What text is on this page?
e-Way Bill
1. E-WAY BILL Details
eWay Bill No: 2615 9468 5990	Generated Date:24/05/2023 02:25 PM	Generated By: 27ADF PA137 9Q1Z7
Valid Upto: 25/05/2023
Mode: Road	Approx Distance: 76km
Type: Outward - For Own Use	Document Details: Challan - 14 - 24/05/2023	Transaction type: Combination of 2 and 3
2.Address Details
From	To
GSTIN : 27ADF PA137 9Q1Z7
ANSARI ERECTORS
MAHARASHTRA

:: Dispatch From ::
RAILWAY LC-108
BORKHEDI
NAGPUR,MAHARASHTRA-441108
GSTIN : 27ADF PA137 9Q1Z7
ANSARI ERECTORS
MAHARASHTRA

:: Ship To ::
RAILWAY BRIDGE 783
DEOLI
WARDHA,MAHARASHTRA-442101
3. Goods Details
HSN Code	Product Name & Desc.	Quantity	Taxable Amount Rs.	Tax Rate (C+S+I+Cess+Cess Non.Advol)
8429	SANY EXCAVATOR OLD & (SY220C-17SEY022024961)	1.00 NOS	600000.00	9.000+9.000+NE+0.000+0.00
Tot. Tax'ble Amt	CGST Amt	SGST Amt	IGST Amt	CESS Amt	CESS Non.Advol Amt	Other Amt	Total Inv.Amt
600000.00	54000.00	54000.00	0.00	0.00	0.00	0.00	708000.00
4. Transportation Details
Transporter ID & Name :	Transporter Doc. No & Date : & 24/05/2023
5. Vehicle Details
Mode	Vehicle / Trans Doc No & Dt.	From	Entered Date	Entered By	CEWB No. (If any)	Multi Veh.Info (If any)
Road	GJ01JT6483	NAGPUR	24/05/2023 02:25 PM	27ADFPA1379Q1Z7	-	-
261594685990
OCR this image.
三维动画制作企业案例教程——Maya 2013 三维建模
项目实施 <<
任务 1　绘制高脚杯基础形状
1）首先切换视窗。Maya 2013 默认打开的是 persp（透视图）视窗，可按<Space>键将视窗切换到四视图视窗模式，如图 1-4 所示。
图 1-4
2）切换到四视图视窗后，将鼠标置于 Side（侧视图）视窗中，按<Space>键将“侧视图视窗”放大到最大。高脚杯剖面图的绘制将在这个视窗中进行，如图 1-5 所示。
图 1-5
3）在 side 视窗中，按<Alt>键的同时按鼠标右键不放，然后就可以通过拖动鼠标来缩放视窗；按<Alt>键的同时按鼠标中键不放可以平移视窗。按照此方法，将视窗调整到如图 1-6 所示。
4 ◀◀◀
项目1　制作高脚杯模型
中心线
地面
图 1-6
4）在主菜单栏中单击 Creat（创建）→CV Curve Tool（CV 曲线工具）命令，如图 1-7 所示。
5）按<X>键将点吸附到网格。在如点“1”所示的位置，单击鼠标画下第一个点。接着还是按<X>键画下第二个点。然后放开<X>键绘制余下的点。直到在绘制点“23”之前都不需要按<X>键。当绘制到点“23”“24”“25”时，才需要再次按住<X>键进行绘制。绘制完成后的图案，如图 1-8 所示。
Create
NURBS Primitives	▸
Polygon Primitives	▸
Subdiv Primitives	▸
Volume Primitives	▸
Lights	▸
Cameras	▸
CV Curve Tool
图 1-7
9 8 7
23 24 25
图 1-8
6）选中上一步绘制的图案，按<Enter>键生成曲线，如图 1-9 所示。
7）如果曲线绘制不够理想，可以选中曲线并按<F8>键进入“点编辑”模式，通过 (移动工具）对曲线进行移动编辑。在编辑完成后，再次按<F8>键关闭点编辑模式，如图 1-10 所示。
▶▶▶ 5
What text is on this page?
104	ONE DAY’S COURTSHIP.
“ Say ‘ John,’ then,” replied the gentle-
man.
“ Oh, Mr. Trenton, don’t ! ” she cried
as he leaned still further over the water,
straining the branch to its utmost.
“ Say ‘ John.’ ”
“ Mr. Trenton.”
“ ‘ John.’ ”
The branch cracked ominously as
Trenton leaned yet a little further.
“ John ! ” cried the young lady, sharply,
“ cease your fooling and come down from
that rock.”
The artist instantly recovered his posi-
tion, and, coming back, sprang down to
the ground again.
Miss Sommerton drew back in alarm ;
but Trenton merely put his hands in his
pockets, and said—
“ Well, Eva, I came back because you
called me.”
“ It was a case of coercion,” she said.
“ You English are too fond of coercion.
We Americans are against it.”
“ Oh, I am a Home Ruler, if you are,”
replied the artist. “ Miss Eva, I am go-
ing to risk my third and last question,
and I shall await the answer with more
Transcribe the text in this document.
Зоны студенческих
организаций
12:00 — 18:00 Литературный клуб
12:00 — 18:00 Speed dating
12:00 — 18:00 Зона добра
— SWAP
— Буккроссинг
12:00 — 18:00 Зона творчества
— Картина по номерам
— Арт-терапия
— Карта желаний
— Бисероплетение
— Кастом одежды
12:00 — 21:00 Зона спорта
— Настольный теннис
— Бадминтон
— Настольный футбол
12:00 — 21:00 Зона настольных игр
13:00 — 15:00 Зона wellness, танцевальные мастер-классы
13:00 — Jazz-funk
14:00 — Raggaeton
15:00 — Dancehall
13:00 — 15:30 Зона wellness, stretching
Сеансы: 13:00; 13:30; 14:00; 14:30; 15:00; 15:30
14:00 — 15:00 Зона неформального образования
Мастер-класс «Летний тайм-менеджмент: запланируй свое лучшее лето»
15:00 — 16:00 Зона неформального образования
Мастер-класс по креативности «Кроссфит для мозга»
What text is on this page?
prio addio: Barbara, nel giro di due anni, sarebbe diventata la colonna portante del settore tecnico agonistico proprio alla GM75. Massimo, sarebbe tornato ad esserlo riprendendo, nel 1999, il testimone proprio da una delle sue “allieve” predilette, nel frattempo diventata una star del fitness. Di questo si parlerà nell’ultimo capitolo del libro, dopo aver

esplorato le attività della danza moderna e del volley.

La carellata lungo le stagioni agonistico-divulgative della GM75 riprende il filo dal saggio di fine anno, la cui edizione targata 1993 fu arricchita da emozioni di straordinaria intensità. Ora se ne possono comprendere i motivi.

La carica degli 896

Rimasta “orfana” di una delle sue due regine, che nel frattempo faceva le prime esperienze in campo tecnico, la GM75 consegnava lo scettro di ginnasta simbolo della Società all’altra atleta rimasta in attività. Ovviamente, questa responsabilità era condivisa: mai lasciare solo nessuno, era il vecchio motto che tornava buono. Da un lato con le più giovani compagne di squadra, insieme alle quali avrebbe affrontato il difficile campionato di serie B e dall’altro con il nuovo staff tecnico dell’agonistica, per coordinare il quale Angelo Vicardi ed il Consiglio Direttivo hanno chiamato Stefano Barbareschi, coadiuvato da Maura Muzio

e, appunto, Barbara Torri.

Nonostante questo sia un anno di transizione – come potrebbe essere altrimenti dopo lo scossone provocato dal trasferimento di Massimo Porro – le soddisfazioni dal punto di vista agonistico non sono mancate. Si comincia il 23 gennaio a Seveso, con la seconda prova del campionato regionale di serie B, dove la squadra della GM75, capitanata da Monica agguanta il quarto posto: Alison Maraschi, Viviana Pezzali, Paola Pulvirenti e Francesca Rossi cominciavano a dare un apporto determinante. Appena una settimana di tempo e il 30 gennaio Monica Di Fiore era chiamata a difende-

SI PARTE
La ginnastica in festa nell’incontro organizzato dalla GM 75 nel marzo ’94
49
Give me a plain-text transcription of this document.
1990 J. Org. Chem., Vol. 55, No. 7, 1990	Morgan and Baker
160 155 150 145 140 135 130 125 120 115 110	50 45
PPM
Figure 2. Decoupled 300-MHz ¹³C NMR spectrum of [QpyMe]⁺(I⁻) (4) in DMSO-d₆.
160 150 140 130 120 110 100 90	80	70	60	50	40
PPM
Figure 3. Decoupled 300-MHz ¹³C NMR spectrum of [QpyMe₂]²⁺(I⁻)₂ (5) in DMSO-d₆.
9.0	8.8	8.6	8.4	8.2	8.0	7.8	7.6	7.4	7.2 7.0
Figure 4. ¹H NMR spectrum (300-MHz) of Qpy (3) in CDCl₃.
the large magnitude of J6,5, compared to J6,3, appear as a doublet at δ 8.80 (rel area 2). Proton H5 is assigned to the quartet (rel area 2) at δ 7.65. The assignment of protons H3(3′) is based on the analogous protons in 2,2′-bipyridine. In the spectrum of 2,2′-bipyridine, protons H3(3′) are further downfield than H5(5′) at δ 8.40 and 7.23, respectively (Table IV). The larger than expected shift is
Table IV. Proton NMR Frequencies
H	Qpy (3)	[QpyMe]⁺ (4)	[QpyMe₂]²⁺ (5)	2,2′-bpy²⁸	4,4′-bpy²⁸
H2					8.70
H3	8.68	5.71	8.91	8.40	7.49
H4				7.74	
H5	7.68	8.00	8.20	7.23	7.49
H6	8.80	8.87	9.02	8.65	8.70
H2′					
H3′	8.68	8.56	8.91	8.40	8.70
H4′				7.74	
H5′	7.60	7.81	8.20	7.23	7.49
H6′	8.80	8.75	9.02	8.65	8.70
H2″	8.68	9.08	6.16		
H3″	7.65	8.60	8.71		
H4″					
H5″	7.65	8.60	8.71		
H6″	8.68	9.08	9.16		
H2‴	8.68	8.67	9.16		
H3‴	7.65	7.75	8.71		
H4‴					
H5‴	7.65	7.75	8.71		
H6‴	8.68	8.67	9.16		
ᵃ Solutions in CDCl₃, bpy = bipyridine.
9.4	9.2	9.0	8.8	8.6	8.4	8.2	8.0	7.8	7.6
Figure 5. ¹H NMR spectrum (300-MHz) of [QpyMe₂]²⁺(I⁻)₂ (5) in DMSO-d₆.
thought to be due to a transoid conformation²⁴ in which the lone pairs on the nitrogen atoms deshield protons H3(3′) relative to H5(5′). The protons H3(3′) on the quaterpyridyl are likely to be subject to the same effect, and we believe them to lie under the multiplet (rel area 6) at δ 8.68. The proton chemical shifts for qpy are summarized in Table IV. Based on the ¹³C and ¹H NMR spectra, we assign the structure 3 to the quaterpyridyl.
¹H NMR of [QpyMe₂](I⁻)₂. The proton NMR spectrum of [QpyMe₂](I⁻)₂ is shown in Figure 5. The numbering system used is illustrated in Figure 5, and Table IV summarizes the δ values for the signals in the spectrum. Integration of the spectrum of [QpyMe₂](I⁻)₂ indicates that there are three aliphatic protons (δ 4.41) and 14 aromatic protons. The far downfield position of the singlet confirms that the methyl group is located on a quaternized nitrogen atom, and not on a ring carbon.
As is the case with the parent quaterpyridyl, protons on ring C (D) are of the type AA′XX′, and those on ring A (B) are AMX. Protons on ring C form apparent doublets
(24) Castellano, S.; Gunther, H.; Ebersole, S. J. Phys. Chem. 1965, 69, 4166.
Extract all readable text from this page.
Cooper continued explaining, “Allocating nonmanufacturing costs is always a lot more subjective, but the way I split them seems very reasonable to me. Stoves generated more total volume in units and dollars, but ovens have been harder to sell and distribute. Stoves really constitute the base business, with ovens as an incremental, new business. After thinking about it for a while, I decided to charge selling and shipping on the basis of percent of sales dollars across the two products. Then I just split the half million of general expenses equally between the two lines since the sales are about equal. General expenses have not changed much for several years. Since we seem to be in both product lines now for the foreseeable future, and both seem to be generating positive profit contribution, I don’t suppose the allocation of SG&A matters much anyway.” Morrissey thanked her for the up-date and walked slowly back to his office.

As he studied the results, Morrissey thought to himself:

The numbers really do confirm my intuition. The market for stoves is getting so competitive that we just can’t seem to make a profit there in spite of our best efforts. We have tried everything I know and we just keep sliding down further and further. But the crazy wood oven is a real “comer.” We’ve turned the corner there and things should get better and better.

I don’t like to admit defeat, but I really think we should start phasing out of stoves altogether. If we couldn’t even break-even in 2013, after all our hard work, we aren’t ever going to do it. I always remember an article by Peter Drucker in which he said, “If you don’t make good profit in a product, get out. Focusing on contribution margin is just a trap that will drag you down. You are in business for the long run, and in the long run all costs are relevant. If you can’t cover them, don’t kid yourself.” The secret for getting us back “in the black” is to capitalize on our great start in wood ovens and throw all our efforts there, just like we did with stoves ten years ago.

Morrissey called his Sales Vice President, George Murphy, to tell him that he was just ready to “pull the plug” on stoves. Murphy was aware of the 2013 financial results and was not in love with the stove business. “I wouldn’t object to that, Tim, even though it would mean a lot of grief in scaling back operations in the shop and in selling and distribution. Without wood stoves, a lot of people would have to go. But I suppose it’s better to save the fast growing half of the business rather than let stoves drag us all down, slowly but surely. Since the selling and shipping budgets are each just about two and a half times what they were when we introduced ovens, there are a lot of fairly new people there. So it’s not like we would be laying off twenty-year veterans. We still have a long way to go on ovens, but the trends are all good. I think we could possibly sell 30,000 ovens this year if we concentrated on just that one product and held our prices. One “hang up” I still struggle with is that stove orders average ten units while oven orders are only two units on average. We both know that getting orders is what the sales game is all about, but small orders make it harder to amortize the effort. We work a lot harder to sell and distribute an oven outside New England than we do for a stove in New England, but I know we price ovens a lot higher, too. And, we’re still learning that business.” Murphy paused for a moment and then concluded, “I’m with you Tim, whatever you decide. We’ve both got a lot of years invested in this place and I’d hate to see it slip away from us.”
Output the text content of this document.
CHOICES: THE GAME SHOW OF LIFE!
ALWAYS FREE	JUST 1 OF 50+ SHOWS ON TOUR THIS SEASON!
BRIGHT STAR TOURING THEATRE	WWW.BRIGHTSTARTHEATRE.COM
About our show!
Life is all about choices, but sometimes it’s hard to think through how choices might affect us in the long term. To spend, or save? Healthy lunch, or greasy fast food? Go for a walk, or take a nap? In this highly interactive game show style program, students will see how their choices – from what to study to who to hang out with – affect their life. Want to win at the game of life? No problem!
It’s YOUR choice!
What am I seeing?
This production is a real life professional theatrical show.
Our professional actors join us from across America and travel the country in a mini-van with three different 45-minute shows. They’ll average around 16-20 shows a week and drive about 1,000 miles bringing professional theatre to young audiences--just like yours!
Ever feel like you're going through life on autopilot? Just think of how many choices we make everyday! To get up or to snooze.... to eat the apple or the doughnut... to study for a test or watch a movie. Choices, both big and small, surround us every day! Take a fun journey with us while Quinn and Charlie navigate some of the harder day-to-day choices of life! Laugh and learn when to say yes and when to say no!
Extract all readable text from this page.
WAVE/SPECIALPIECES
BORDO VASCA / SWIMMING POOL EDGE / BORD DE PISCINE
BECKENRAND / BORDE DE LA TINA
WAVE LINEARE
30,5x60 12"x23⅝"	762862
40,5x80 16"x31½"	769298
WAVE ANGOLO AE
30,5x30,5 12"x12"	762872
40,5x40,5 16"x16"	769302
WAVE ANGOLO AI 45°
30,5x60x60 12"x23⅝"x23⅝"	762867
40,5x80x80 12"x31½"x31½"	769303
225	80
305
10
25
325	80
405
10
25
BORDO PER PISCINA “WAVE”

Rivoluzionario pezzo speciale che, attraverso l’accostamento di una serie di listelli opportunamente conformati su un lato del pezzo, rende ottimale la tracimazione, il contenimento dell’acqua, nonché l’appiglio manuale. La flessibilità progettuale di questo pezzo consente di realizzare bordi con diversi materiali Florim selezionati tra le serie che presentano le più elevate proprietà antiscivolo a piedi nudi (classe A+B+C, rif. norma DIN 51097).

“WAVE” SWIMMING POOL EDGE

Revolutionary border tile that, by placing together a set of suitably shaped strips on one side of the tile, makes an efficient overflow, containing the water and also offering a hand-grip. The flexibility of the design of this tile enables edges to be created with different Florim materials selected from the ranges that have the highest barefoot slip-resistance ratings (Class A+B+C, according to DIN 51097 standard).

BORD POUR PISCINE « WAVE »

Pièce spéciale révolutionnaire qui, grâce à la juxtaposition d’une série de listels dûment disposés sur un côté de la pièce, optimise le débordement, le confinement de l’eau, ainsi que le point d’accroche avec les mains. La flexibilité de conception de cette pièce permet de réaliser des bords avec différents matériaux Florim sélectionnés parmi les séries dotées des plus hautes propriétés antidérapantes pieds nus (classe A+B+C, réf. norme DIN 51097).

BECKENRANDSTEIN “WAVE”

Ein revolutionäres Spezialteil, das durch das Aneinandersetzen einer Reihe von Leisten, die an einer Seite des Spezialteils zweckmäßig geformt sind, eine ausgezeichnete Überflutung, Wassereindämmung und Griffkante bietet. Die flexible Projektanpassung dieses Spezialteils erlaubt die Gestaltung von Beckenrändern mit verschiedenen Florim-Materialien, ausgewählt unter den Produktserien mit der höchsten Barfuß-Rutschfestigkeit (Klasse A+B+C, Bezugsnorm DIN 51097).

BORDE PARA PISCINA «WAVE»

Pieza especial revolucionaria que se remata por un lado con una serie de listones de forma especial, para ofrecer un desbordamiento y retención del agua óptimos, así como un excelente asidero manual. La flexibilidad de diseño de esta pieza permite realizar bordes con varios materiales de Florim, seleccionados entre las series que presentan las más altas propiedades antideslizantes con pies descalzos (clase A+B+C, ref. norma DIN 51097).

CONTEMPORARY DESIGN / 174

+-------+

• **PROBLEM TO SOLVE**:
From the listing above, copy every line that includes the word "BORDO".

• **EXPECTED ANSWER**:
BORDO VASCA / SWIMMING POOL EDGE / BORD DE PISCINE
BORDO PER PISCINA “WAVE”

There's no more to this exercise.